- _SET TASK_:
Across the data below, how many lines hold "inkl"? Answer with that number and nothing else.

- _INPUT DATA_:

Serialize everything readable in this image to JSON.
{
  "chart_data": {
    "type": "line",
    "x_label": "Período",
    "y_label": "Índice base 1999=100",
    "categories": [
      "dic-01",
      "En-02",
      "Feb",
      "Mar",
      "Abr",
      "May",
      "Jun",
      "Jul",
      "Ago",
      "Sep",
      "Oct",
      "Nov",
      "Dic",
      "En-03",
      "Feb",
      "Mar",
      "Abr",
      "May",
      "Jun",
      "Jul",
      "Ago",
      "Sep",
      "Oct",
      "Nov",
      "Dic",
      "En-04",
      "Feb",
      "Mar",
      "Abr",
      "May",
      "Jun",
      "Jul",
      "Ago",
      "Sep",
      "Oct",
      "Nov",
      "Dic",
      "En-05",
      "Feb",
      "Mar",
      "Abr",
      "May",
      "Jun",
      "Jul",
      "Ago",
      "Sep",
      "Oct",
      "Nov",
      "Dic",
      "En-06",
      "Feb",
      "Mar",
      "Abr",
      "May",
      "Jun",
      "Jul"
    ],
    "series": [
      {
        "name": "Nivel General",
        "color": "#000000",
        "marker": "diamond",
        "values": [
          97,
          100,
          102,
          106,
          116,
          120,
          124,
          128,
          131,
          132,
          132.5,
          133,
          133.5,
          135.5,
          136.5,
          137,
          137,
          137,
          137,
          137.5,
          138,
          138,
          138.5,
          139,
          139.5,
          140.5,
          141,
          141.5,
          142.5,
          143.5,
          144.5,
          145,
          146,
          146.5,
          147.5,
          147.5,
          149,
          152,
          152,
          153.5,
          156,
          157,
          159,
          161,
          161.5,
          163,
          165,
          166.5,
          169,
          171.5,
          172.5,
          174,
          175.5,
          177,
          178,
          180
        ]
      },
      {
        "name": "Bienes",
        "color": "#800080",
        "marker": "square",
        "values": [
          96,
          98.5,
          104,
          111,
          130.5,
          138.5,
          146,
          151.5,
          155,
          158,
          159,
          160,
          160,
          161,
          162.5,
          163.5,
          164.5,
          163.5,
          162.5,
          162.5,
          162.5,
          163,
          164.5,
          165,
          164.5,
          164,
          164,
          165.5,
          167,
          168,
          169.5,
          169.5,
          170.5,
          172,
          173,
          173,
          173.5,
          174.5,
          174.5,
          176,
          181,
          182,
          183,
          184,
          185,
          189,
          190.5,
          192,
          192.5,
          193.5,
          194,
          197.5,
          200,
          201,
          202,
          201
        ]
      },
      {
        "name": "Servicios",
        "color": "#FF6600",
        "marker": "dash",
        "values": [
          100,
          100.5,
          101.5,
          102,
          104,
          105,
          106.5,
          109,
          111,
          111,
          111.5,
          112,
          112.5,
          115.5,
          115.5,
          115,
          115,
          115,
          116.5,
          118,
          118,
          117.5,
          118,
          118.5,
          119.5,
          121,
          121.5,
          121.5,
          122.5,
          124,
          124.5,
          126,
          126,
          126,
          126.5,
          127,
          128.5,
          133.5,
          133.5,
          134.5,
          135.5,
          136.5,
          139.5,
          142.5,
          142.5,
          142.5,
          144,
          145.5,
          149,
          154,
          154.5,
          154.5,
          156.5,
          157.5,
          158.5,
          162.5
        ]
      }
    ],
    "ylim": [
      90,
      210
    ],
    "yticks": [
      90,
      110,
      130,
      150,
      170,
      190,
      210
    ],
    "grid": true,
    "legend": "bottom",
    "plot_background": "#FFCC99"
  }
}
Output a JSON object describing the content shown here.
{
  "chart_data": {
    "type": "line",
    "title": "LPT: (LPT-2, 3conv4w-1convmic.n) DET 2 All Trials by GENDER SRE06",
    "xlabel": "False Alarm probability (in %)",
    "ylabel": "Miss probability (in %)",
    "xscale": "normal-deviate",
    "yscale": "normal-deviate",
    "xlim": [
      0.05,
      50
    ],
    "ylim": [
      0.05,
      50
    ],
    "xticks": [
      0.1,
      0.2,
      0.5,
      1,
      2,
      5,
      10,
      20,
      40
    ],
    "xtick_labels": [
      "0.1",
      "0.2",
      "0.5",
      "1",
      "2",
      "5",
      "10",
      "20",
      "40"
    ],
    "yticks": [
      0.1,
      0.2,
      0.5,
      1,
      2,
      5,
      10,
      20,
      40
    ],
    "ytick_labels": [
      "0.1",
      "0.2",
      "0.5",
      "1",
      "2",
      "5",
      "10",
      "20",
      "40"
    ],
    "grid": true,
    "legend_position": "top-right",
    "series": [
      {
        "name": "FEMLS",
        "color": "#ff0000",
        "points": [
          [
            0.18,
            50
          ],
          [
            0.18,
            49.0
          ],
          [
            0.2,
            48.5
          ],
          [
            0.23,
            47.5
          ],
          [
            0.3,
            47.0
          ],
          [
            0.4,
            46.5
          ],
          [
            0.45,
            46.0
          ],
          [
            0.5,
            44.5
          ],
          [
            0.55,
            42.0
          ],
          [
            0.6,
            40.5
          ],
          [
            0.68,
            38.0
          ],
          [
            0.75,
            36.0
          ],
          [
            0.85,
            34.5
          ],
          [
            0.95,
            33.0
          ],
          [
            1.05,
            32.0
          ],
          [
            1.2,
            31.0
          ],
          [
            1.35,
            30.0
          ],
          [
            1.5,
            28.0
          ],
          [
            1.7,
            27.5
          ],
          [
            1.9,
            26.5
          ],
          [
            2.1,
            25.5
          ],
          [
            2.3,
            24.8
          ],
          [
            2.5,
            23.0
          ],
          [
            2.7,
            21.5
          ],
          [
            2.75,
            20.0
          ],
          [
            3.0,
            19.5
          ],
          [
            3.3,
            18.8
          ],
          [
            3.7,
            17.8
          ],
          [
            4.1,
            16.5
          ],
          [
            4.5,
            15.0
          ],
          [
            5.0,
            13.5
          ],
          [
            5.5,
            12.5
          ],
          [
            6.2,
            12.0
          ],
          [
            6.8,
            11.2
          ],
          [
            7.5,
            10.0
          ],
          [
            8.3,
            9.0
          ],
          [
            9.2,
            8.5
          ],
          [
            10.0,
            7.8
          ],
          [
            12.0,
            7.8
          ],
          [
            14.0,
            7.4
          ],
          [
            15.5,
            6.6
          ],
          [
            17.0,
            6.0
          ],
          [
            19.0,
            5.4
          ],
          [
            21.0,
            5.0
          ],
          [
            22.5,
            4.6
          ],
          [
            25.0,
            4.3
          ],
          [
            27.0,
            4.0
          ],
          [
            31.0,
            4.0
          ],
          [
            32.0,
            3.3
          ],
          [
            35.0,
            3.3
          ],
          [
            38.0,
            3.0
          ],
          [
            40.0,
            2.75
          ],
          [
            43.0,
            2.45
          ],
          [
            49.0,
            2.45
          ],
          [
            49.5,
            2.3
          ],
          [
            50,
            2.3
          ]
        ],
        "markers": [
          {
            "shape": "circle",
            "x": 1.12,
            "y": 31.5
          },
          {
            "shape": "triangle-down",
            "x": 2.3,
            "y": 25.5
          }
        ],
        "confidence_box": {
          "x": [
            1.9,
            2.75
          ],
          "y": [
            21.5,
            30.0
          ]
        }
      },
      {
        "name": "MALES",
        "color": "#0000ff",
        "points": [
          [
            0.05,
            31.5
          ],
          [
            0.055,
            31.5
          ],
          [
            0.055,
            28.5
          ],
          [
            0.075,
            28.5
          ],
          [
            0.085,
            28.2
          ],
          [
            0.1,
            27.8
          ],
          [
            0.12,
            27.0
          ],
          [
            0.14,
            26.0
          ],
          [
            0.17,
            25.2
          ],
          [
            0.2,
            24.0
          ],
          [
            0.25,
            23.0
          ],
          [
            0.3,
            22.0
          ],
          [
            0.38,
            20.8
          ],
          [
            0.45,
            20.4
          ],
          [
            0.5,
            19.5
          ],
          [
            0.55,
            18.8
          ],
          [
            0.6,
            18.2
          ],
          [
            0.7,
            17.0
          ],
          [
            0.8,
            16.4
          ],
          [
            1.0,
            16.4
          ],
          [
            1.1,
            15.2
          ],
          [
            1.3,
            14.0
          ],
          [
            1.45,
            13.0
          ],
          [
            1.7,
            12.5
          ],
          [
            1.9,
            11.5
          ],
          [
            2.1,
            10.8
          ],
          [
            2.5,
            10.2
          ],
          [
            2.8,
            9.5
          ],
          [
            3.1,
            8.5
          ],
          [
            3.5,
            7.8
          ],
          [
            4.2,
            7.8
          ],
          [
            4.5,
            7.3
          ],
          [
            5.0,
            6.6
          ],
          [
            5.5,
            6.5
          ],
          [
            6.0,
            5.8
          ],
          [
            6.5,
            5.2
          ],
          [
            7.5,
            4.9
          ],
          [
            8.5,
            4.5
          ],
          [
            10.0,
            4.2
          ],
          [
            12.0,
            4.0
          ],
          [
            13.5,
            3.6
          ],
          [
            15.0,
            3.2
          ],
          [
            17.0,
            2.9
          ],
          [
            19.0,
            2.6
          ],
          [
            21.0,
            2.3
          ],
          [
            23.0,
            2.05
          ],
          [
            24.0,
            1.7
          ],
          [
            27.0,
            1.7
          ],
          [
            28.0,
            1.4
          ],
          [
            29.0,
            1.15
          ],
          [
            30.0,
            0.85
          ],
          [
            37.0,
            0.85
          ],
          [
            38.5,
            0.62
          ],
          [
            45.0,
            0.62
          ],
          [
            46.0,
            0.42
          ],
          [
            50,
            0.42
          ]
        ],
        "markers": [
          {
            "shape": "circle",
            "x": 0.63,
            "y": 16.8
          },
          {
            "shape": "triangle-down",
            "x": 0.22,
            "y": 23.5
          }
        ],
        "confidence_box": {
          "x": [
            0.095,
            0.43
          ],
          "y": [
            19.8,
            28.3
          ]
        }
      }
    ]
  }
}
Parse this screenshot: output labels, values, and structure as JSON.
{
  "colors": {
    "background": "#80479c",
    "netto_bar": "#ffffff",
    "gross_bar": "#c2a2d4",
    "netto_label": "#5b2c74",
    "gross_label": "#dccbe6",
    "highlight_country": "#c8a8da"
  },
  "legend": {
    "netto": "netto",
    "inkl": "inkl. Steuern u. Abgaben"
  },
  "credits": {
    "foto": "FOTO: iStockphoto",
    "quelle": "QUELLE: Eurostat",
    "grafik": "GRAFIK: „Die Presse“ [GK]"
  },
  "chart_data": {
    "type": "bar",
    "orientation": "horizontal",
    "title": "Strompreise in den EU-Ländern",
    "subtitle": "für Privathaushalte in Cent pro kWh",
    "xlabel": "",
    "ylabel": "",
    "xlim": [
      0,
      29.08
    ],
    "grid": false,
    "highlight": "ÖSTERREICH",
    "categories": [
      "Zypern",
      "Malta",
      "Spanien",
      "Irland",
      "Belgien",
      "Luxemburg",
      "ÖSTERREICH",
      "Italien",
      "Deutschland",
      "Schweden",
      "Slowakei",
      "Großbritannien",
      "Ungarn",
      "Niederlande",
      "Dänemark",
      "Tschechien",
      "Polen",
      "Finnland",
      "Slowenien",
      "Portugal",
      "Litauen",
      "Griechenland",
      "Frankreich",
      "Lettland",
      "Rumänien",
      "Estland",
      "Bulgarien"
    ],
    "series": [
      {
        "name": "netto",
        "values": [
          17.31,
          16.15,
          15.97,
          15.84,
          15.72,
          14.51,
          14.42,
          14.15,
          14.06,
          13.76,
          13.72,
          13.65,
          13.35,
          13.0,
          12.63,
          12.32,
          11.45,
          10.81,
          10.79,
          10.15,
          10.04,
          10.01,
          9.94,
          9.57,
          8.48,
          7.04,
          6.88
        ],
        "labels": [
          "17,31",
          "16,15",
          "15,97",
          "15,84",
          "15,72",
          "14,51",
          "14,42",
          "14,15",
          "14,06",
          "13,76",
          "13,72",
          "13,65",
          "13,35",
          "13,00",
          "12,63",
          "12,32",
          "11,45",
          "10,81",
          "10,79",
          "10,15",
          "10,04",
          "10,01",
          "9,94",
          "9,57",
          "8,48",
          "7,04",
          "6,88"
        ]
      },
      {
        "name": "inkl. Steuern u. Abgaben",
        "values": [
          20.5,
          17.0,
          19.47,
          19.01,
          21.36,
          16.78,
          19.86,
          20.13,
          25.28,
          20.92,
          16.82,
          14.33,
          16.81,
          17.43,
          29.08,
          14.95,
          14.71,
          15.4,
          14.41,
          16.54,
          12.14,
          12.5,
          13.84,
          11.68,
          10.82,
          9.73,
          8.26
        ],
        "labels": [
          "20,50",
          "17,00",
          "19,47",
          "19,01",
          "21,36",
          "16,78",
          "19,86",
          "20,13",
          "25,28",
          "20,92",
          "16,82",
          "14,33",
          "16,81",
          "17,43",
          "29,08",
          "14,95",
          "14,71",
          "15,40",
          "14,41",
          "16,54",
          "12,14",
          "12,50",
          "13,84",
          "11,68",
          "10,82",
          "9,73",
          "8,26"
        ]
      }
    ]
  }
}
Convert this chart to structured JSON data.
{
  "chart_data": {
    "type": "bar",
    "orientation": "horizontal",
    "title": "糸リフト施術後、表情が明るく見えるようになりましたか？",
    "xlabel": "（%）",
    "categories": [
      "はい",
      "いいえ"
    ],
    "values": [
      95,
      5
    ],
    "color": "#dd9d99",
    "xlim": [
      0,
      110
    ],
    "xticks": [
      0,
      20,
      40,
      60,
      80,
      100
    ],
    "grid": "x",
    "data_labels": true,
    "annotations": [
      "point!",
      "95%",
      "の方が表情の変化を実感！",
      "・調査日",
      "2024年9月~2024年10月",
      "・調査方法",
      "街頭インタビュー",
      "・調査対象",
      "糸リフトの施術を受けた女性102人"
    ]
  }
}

- _CORRECT RESULT_:
2